Collected data:
╭──

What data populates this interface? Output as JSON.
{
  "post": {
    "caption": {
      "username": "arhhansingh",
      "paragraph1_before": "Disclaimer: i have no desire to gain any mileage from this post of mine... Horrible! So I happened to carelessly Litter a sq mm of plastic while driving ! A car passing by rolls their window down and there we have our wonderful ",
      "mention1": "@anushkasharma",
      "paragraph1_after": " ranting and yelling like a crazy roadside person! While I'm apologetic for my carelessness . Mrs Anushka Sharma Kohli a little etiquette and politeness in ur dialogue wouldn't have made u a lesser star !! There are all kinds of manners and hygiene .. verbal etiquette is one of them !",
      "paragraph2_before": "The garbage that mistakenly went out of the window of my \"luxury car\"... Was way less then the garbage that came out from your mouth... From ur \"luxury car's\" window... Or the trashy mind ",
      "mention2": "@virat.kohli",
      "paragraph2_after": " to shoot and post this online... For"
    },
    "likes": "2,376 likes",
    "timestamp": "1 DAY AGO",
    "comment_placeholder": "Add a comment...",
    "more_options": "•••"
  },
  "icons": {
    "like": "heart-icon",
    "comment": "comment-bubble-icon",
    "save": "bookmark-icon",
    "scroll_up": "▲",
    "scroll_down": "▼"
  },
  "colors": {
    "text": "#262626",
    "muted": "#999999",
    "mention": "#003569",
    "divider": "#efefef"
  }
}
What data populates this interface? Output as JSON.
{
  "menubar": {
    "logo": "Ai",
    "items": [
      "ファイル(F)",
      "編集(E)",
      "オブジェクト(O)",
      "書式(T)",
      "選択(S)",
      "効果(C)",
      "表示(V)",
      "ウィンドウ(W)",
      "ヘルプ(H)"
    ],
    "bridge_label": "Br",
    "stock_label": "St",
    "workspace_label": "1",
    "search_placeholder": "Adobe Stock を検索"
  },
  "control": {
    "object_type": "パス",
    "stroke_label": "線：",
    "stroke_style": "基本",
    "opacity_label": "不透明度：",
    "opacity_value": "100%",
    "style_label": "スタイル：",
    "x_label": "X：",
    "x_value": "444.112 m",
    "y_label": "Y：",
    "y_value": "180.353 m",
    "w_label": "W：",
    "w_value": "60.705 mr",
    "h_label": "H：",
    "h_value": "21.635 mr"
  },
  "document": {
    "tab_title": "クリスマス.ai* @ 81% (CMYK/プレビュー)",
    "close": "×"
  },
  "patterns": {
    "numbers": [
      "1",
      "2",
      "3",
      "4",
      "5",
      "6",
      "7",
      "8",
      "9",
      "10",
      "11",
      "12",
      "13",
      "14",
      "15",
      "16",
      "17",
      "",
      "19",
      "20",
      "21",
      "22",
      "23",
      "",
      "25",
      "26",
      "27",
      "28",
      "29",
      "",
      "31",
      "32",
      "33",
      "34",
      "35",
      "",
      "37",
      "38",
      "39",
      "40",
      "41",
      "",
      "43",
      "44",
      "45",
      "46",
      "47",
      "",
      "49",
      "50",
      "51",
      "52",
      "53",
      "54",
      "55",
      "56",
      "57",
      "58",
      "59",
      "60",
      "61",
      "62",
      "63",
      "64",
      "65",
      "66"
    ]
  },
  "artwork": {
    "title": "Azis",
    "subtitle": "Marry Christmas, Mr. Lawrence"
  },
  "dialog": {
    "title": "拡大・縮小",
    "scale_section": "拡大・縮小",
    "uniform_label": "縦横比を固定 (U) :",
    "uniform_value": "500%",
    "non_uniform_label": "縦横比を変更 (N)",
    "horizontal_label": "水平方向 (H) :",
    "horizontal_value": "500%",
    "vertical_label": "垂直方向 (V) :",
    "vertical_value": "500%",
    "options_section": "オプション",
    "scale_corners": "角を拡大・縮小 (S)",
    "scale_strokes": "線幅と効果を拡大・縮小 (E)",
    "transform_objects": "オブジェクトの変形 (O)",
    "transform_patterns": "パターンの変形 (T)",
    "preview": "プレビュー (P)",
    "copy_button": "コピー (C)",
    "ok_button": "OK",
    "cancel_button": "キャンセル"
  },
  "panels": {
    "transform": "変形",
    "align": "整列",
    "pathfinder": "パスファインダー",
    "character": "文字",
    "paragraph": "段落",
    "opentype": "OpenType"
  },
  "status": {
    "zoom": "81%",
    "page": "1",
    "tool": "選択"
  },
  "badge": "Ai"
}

╰──

Output all records verbatim.

### RESPONSE TO THE TASK
What data populates this interface? Output as JSON.
{
  "post": {
    "caption": {
      "username": "arhhansingh",
      "paragraph1_before": "Disclaimer: i have no desire to gain any mileage from this post of mine... Horrible! So I happened to carelessly Litter a sq mm of plastic while driving ! A car passing by rolls their window down and there we have our wonderful ",
      "mention1": "@anushkasharma",
      "paragraph1_after": " ranting and yelling like a crazy roadside person! While I'm apologetic for my carelessness . Mrs Anushka Sharma Kohli a little etiquette and politeness in ur dialogue wouldn't have made u a lesser star !! There are all kinds of manners and hygiene .. verbal etiquette is one of them !",
      "paragraph2_before": "The garbage that mistakenly went out of the window of my \"luxury car\"... Was way less then the garbage that came out from your mouth... From ur \"luxury car's\" window... Or the trashy mind ",
      "mention2": "@virat.kohli",
      "paragraph2_after": " to shoot and post this online... For"
    },
    "likes": "2,376 likes",
    "timestamp": "1 DAY AGO",
    "comment_placeholder": "Add a comment...",
    "more_options": "•••"
  },
  "icons": {
    "like": "heart-icon",
    "comment": "comment-bubble-icon",
    "save": "bookmark-icon",
    "scroll_up": "▲",
    "scroll_down": "▼"
  },
  "colors": {
    "text": "#262626",
    "muted": "#999999",
    "mention": "#003569",
    "divider": "#efefef"
  }
}
What data populates this interface? Output as JSON.
{
  "menubar": {
    "logo": "Ai",
    "items": [
      "ファイル(F)",
      "編集(E)",
      "オブジェクト(O)",
      "書式(T)",
      "選択(S)",
      "効果(C)",
      "表示(V)",
      "ウィンドウ(W)",
      "ヘルプ(H)"
    ],
    "bridge_label": "Br",
    "stock_label": "St",
    "workspace_label": "1",
    "search_placeholder": "Adobe Stock を検索"
  },
  "control": {
    "object_type": "パス",
    "stroke_label": "線：",
    "stroke_style": "基本",
    "opacity_label": "不透明度：",
    "opacity_value": "100%",
    "style_label": "スタイル：",
    "x_label": "X：",
    "x_value": "444.112 m",
    "y_label": "Y：",
    "y_value": "180.353 m",
    "w_label": "W：",
    "w_value": "60.705 mr",
    "h_label": "H：",
    "h_value": "21.635 mr"
  },
  "document": {
    "tab_title": "クリスマス.ai* @ 81% (CMYK/プレビュー)",
    "close": "×"
  },
  "patterns": {
    "numbers": [
      "1",
      "2",
      "3",
      "4",
      "5",
      "6",
      "7",
      "8",
      "9",
      "10",
      "11",
      "12",
      "13",
      "14",
      "15",
      "16",
      "17",
      "",
      "19",
      "20",
      "21",
      "22",
      "23",
      "",
      "25",
      "26",
      "27",
      "28",
      "29",
      "",
      "31",
      "32",
      "33",
      "34",
      "35",
      "",
      "37",
      "38",
      "39",
      "40",
      "41",
      "",
      "43",
      "44",
      "45",
      "46",
      "47",
      "",
      "49",
      "50",
      "51",
      "52",
      "53",
      "54",
      "55",
      "56",
      "57",
      "58",
      "59",
      "60",
      "61",
      "62",
      "63",
      "64",
      "65",
      "66"
    ]
  },
  "artwork": {
    "title": "Azis",
    "subtitle": "Marry Christmas, Mr. Lawrence"
  },
  "dialog": {
    "title": "拡大・縮小",
    "scale_section": "拡大・縮小",
    "uniform_label": "縦横比を固定 (U) :",
    "uniform_value": "500%",
    "non_uniform_label": "縦横比を変更 (N)",
    "horizontal_label": "水平方向 (H) :",
    "horizontal_value": "500%",
    "vertical_label": "垂直方向 (V) :",
    "vertical_value": "500%",
    "options_section": "オプション",
    "scale_corners": "角を拡大・縮小 (S)",
    "scale_strokes": "線幅と効果を拡大・縮小 (E)",
    "transform_objects": "オブジェクトの変形 (O)",
    "transform_patterns": "パターンの変形 (T)",
    "preview": "プレビュー (P)",
    "copy_button": "コピー (C)",
    "ok_button": "OK",
    "cancel_button": "キャンセル"
  },
  "panels": {
    "transform": "変形",
    "align": "整列",
    "pathfinder": "パスファインダー",
    "character": "文字",
    "paragraph": "段落",
    "opentype": "OpenType"
  },
  "status": {
    "zoom": "81%",
    "page": "1",
    "tool": "選択"
  },
  "badge": "Ai"
}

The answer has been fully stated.